Collect each line of the entries that holds the string "value".
________________
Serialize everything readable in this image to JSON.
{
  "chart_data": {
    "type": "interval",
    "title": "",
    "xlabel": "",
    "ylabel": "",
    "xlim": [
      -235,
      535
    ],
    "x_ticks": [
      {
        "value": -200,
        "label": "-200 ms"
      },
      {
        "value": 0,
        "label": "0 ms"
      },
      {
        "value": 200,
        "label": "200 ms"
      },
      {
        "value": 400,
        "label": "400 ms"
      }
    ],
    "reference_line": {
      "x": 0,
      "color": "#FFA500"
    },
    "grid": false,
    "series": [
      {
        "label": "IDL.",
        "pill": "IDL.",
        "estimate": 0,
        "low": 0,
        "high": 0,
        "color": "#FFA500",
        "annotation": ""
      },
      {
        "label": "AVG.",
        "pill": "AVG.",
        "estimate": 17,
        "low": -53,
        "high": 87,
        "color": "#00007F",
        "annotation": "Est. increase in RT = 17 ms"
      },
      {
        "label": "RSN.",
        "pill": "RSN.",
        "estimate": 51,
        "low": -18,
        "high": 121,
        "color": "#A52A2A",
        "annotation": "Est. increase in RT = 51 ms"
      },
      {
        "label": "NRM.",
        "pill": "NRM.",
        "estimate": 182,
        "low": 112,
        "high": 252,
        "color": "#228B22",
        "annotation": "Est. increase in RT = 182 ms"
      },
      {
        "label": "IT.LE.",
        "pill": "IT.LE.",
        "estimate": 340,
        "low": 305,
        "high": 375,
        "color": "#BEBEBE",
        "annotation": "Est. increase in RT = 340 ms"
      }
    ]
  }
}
________________
• [Solution for this task]
        "value": -200,
        "value": 0,
        "value": 200,
        "value": 400,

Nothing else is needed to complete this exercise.